* start *

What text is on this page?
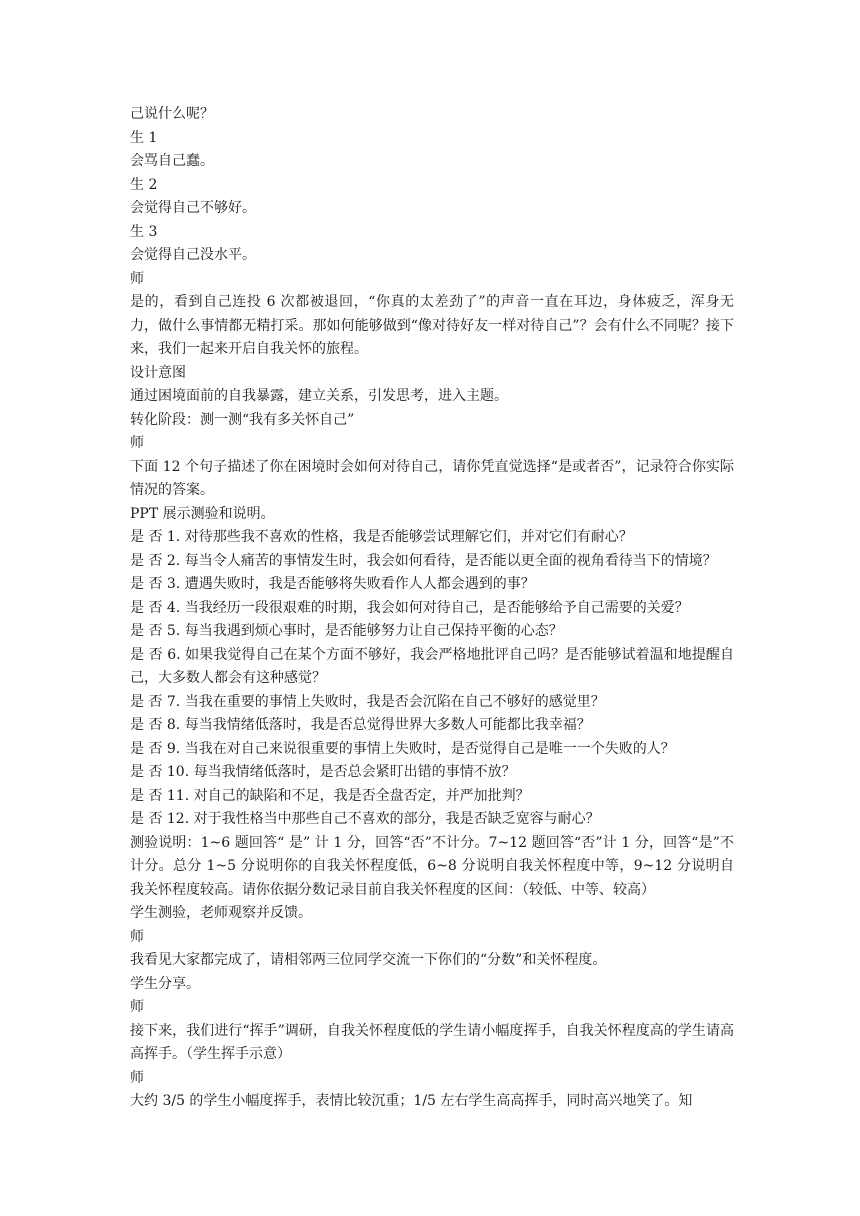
己说什么呢？

生 1

会骂自己蠢。

生 2

会觉得自己不够好。

生 3

会觉得自己没水平。

师

是的，看到自己连投 6 次都被退回，“你真的太差劲了”的声音一直在耳边，身体疲乏，浑身无力，做什么事情都无精打采。那如何能够做到“像对待好友一样对待自己”？会有什么不同呢？接下来，我们一起来开启自我关怀的旅程。

设计意图

通过困境面前的自我暴露，建立关系，引发思考，进入主题。

转化阶段：测一测“我有多关怀自己”

师

下面 12 个句子描述了你在困境时会如何对待自己，请你凭直觉选择“是或者否”，记录符合你实际情况的答案。

PPT 展示测验和说明。

是 否 1. 对待那些我不喜欢的性格，我是否能够尝试理解它们，并对它们有耐心？

是 否 2. 每当令人痛苦的事情发生时，我会如何看待，是否能以更全面的视角看待当下的情境？

是 否 3. 遭遇失败时，我是否能够将失败看作人人都会遇到的事？

是 否 4. 当我经历一段很艰难的时期，我会如何对待自己，是否能够给予自己需要的关爱？

是 否 5. 每当我遇到烦心事时，是否能够努力让自己保持平衡的心态？

是 否 6. 如果我觉得自己在某个方面不够好，我会严格地批评自己吗？是否能够试着温和地提醒自己，大多数人都会有这种感觉？

是 否 7. 当我在重要的事情上失败时，我是否会沉陷在自己不够好的感觉里？

是 否 8. 每当我情绪低落时，我是否总觉得世界大多数人可能都比我幸福？

是 否 9. 当我在对自己来说很重要的事情上失败时，是否觉得自己是唯一一个失败的人？

是 否 10. 每当我情绪低落时，是否总会紧盯出错的事情不放？

是 否 11. 对自己的缺陷和不足，我是否全盘否定，并严加批判？

是 否 12. 对于我性格当中那些自己不喜欢的部分，我是否缺乏宽容与耐心？

测验说明：1~6 题回答“ 是” 计 1 分，回答“否”不计分。7~12 题回答“否”计 1 分，回答“是”不计分。总分 1~5 分说明你的自我关怀程度低，6~8 分说明自我关怀程度中等，9~12 分说明自我关怀程度较高。请你依据分数记录目前自我关怀程度的区间：（较低、中等、较高）

学生测验，老师观察并反馈。

师

我看见大家都完成了，请相邻两三位同学交流一下你们的“分数”和关怀程度。

学生分享。

师

接下来，我们进行“挥手”调研，自我关怀程度低的学生请小幅度挥手，自我关怀程度高的学生请高高挥手。（学生挥手示意）

师

大约 3/5 的学生小幅度挥手，表情比较沉重；1/5 左右学生高高挥手，同时高兴地笑了。知
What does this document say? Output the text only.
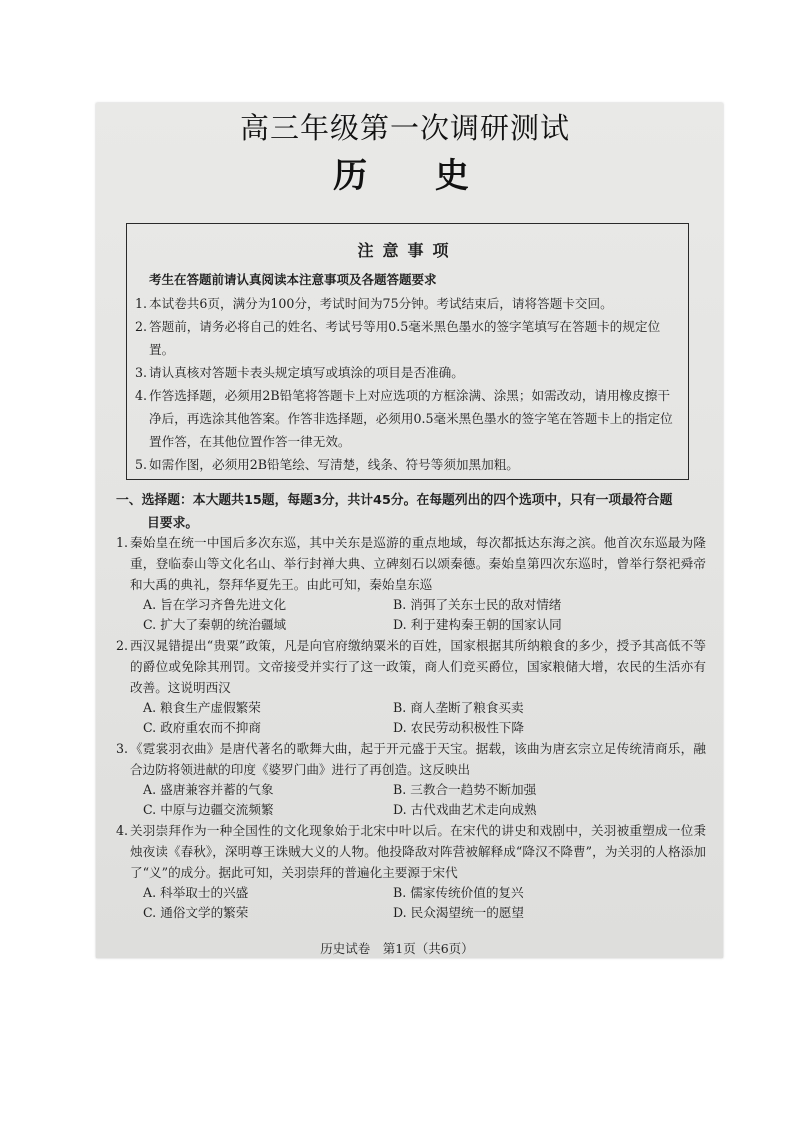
高三年级第一次调研测试
历 史
注意事项
考生在答题前请认真阅读本注意事项及各题答题要求
1. 本试卷共6页，满分为100分，考试时间为75分钟。考试结束后，请将答题卡交回。
2. 答题前，请务必将自己的姓名、考试号等用0.5毫米黑色墨水的签字笔填写在答题卡的规定位置。
3. 请认真核对答题卡表头规定填写或填涂的项目是否准确。
4. 作答选择题，必须用2B铅笔将答题卡上对应选项的方框涂满、涂黑；如需改动，请用橡皮擦干净后，再选涂其他答案。作答非选择题，必须用0.5毫米黑色墨水的签字笔在答题卡上的指定位置作答，在其他位置作答一律无效。
5. 如需作图，必须用2B铅笔绘、写清楚，线条、符号等须加黑加粗。
一、选择题：本大题共15题，每题3分，共计45分。在每题列出的四个选项中，只有一项最符合题
目要求。
1. 秦始皇在统一中国后多次东巡，其中关东是巡游的重点地域，每次都抵达东海之滨。他首次东巡最为隆重，登临泰山等文化名山、举行封禅大典、立碑刻石以颂秦德。秦始皇第四次东巡时，曾举行祭祀舜帝和大禹的典礼，祭拜华夏先王。由此可知，秦始皇东巡
A. 旨在学习齐鲁先进文化	B. 消弭了关东士民的敌对情绪
C. 扩大了秦朝的统治疆域	D. 利于建构秦王朝的国家认同
2. 西汉晁错提出“贵粟”政策，凡是向官府缴纳粟米的百姓，国家根据其所纳粮食的多少，授予其高低不等的爵位或免除其刑罚。文帝接受并实行了这一政策，商人们竞买爵位，国家粮储大增，农民的生活亦有改善。这说明西汉
A. 粮食生产虚假繁荣	B. 商人垄断了粮食买卖
C. 政府重农而不抑商	D. 农民劳动积极性下降
3. 《霓裳羽衣曲》是唐代著名的歌舞大曲，起于开元盛于天宝。据载，该曲为唐玄宗立足传统清商乐，融合边防将领进献的印度《婆罗门曲》进行了再创造。这反映出
A. 盛唐兼容并蓄的气象	B. 三教合一趋势不断加强
C. 中原与边疆交流频繁	D. 古代戏曲艺术走向成熟
4. 关羽崇拜作为一种全国性的文化现象始于北宋中叶以后。在宋代的讲史和戏剧中，关羽被重塑成一位秉烛夜读《春秋》，深明尊王诛贼大义的人物。他投降敌对阵营被解释成“降汉不降曹”，为关羽的人格添加了“义”的成分。据此可知，关羽崇拜的普遍化主要源于宋代
A. 科举取士的兴盛	B. 儒家传统价值的复兴
C. 通俗文学的繁荣	D. 民众渴望统一的愿望
历史试卷　第1页（共6页）
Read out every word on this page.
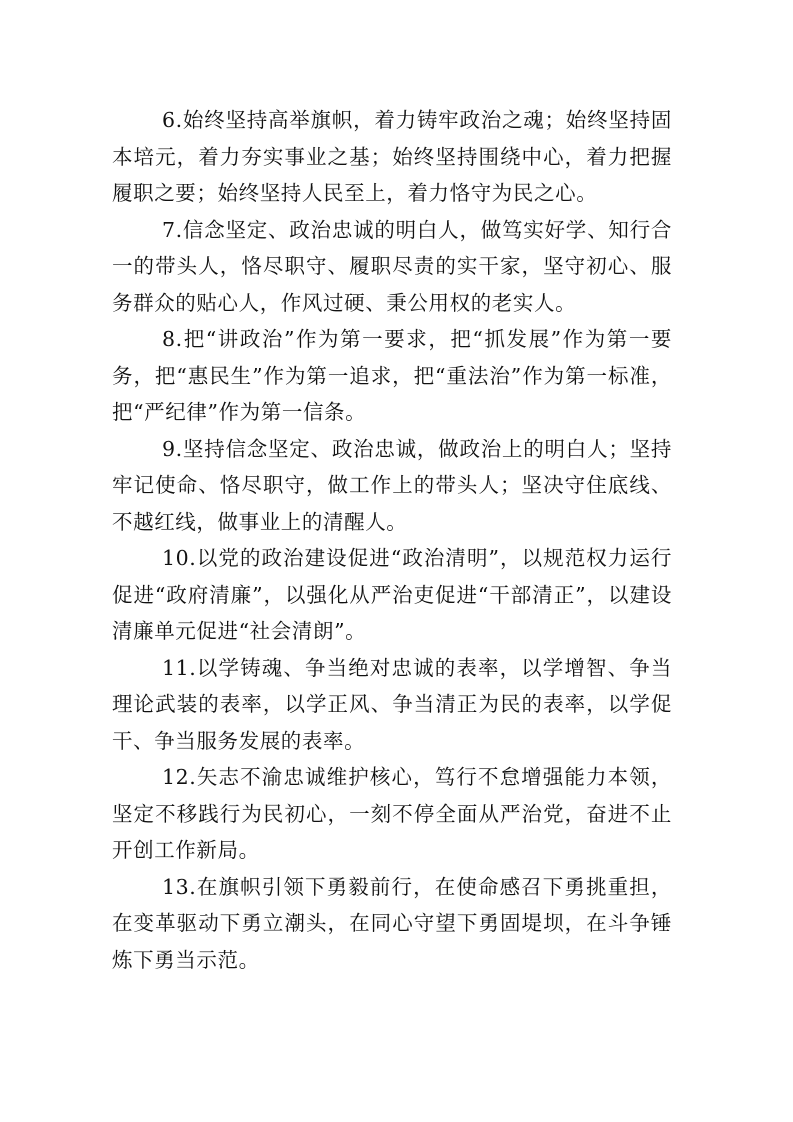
6.始终坚持高举旗帜，着力铸牢政治之魂；始终坚持固本培元，着力夯实事业之基；始终坚持围绕中心，着力把握履职之要；始终坚持人民至上，着力恪守为民之心。

7.信念坚定、政治忠诚的明白人，做笃实好学、知行合一的带头人，恪尽职守、履职尽责的实干家，坚守初心、服务群众的贴心人，作风过硬、秉公用权的老实人。

8.把“讲政治”作为第一要求，把“抓发展”作为第一要务，把“惠民生”作为第一追求，把“重法治”作为第一标准，把“严纪律”作为第一信条。

9.坚持信念坚定、政治忠诚，做政治上的明白人；坚持牢记使命、恪尽职守，做工作上的带头人；坚决守住底线、不越红线，做事业上的清醒人。

10.以党的政治建设促进“政治清明”，以规范权力运行促进“政府清廉”，以强化从严治吏促进“干部清正”，以建设清廉单元促进“社会清朗”。

11.以学铸魂、争当绝对忠诚的表率，以学增智、争当理论武装的表率，以学正风、争当清正为民的表率，以学促干、争当服务发展的表率。

12.矢志不渝忠诚维护核心，笃行不怠增强能力本领，坚定不移践行为民初心，一刻不停全面从严治党，奋进不止开创工作新局。

13.在旗帜引领下勇毅前行，在使命感召下勇挑重担，在变革驱动下勇立潮头，在同心守望下勇固堤坝，在斗争锤炼下勇当示范。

* end *

Problem statement: Give nothing but the count of lines in the listing above that hold the string "What".

Answer to this problem: 2